Records from a collection:
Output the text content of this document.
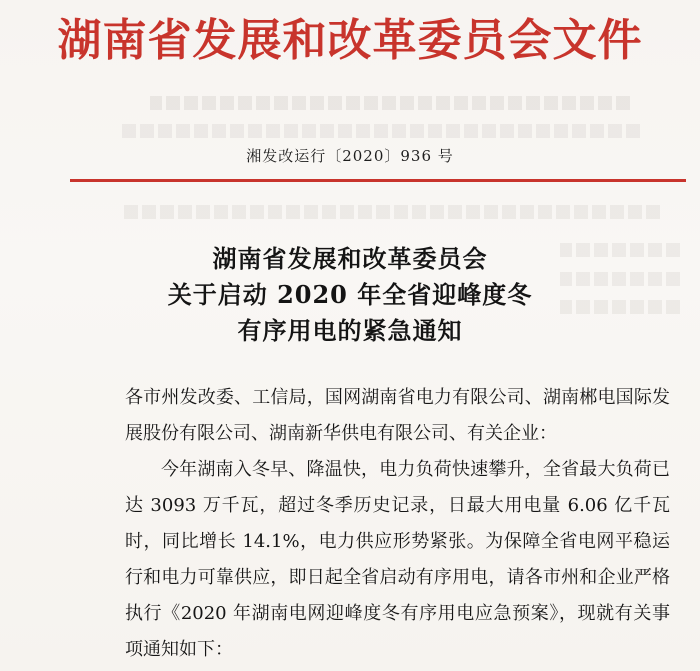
湖南省发展和改革委员会文件
湘发改运行〔2020〕936 号
湖南省发展和改革委员会
关于启动 2020 年全省迎峰度冬
有序用电的紧急通知

各市州发改委、工信局，国网湖南省电力有限公司、湖南郴电国际发展股份有限公司、湖南新华供电有限公司、有关企业：

今年湖南入冬早、降温快，电力负荷快速攀升，全省最大负荷已达 3093 万千瓦，超过冬季历史记录，日最大用电量 6.06 亿千瓦时，同比增长 14.1%，电力供应形势紧张。为保障全省电网平稳运行和电力可靠供应，即日起全省启动有序用电，请各市州和企业严格执行《2020 年湖南电网迎峰度冬有序用电应急预案》，现就有关事项通知如下：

What to do: Output all the records, word for word, with no pictures in the copy.

Output for this task:
Output the text content of this document.
湖南省发展和改革委员会文件
湘发改运行〔2020〕936 号
湖南省发展和改革委员会
关于启动 2020 年全省迎峰度冬
有序用电的紧急通知

各市州发改委、工信局，国网湖南省电力有限公司、湖南郴电国际发展股份有限公司、湖南新华供电有限公司、有关企业：

今年湖南入冬早、降温快，电力负荷快速攀升，全省最大负荷已达 3093 万千瓦，超过冬季历史记录，日最大用电量 6.06 亿千瓦时，同比增长 14.1%，电力供应形势紧张。为保障全省电网平稳运行和电力可靠供应，即日起全省启动有序用电，请各市州和企业严格执行《2020 年湖南电网迎峰度冬有序用电应急预案》，现就有关事项通知如下：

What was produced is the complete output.